ZU ERLEDIGEN:
1. Auf wie viel MB hat kahra im Forumsthread zum vollen Arbeitsspeicher die Auslagerungsdatei hochgesetzt?
2. Gib aus den vorliegenden Zeilen alles unverändert wieder, was mit deren erster Zeile beginnt und mit der Zeile endet, die "The blade 216 is at (344, 559)." enthält, beide eingeschlossen.

++++ TEXTAUSZUG

# Arbeitsspeicher voll...



## kahra (2. Oktober 2006)

Hallo Leute,

ich habe ein wirklich blödes Problem.
Ich benutze ein Notebook mit ursprünglich 512MB RAM vor etwa 2 Monaten ging ein Steckplatz für den Arbeitsspeicher kaputt. Der Riegel ist okay nur der Steckplatz geht eben nicht mehr. Jedenfalls läuft das Ding seitdem nur noch mot 256MB, man sollte denke das ist genug.

Doch seit dieser Zeit wird mein Notebook immer langsamer. Und das Problem liegt am RAM.

Heute kam sogar das erste mal die Meldung das nicht mehr genügend Speicher zur Verfügung steht, also der virtuelle Speicher auch verbraucht ist, deswegen schreibe ich  auch hier.

Ich finde sch will aber auch nicht das Windows neu aufspelber keinen Rat mehr.

Es laufen kaum Programme, ich kontrolliere regelmäßig den Autostart, habe schon diverse Scanner laufen lassen und defragmentiere auch regelmäßig die Festplatte.
Ein Wechsel zwischen mehreren Anwendungen kann schonmal ein paar Minuten dauern.

Leider bin ich auf meinen kleinen Rechner angewiesen, aber im Moment komm ich einfach nicht vorwärts, weil ich mehr mit warten als alles andere zu tun habe.

Also in der Regel laufen nur folgende Anwendungen:

 Windows 2000
 Firefox
 Eclipse, CASE-Tools
 Rambooster (um zu schauen ob das hilft)

Hin und wieder schalte ich noch Thunderbird, Trillian, Skype und Devphp dazu. 
Mehr traue ich mich schon gar nicht zu starten.

Noch ein Hinweis: Der Prozessor ist so gut wie nie voll ausgelastet. Meist sogar nur bei 0%. Es wird fast nur der Arbeistspeicher ein- und ausgelagert. Schon nach dem Start ist der RAM voll.

Ich würde mich sehr um nützliche Antworten freuen. Ich weiß wirklich nicht was ich machen soll.


----------



## Andreas Späth (2. Oktober 2006)

Dann geb uns bitte mal mehr Daten.
Wieviel Virtuellen Arbeitsspeicher hast du vergeben ?
Und welche Prozesse genau laufen ?

Nebenbei Rambooster helfen dir kein bischen, die Dinger schieben meistens nur lustig Daten von Ram in den Virtuellen Arbeitsspeicher. Das kann Vorteile bringen, ist aber meistens kontraproduktiv


----------



## kahra (2. Oktober 2006)

Also die Auslagerungsdatei habe ich wieder von 400MB(Windows Vorschlag) auf 600MB hochgeschraubt. Normalerweise sollte das reichen.

Leider kann ich keinen Screenshot machen, das System hat nicht genug Speicher ^^, welch ein Teufelskreislauf.

++++++++
++++ VORLIEGENDE ZEILEN

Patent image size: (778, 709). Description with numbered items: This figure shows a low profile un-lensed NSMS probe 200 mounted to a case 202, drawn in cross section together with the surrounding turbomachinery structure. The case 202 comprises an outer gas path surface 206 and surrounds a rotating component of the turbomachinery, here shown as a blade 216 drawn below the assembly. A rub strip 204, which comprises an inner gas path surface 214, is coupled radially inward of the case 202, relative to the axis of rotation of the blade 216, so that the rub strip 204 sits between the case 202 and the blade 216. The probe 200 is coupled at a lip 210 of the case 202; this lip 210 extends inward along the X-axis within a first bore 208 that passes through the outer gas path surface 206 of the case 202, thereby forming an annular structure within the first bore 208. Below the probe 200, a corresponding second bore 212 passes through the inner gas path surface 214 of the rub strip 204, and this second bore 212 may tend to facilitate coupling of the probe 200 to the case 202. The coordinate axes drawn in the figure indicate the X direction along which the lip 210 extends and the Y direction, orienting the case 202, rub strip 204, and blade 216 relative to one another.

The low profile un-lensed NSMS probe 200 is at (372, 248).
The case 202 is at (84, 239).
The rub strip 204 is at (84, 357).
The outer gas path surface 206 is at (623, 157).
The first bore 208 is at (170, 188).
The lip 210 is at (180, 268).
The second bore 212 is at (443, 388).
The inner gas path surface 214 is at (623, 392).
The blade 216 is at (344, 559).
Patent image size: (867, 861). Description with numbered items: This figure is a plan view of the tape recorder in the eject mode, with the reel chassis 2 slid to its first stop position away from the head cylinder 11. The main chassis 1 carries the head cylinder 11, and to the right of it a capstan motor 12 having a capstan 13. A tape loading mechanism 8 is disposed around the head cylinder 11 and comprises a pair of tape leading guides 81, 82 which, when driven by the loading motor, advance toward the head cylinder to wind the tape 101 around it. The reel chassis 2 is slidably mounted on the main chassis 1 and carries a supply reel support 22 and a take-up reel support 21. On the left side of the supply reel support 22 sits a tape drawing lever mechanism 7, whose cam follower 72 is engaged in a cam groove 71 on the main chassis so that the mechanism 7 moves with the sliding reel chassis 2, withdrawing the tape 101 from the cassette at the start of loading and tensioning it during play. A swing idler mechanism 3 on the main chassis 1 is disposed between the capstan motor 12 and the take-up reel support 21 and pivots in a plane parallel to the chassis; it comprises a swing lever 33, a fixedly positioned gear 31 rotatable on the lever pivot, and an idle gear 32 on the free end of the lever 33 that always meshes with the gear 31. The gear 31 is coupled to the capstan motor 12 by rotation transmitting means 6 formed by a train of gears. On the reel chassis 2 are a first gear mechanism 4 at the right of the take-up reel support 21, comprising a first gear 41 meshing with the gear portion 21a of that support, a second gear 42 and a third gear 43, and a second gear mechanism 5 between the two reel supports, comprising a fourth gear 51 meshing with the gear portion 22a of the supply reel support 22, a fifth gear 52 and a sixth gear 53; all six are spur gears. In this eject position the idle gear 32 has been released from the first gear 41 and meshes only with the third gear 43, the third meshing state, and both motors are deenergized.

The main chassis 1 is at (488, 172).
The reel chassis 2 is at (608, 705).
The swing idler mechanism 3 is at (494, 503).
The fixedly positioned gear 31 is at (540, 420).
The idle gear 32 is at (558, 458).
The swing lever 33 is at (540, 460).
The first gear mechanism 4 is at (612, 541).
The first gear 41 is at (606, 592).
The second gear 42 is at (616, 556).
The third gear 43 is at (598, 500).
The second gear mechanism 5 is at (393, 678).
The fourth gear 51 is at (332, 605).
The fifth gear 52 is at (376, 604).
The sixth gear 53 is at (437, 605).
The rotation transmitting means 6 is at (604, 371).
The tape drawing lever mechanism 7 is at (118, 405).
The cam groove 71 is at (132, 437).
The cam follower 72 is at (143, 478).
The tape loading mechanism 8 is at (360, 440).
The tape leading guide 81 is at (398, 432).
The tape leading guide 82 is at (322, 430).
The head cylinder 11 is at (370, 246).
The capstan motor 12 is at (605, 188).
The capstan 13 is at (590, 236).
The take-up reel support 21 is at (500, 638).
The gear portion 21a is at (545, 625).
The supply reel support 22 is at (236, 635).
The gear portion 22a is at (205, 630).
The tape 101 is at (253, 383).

++++++++

LÖSUNGEN:
1. Auf 600 MB.

2.
Patent image size: (778, 709). Description with numbered items: This figure shows a low profile un-lensed NSMS probe 200 mounted to a case 202, drawn in cross section together with the surrounding turbomachinery structure. The case 202 comprises an outer gas path surface 206 and surrounds a rotating component of the turbomachinery, here shown as a blade 216 drawn below the assembly. A rub strip 204, which comprises an inner gas path surface 214, is coupled radially inward of the case 202, relative to the axis of rotation of the blade 216, so that the rub strip 204 sits between the case 202 and the blade 216. The probe 200 is coupled at a lip 210 of the case 202; this lip 210 extends inward along the X-axis within a first bore 208 that passes through the outer gas path surface 206 of the case 202, thereby forming an annular structure within the first bore 208. Below the probe 200, a corresponding second bore 212 passes through the inner gas path surface 214 of the rub strip 204, and this second bore 212 may tend to facilitate coupling of the probe 200 to the case 202. The coordinate axes drawn in the figure indicate the X direction along which the lip 210 extends and the Y direction, orienting the case 202, rub strip 204, and blade 216 relative to one another.

The low profile un-lensed NSMS probe 200 is at (372, 248).
The case 202 is at (84, 239).
The rub strip 204 is at (84, 357).
The outer gas path surface 206 is at (623, 157).
The first bore 208 is at (170, 188).
The lip 210 is at (180, 268).
The second bore 212 is at (443, 388).
The inner gas path surface 214 is at (623, 392).
The blade 216 is at (344, 559).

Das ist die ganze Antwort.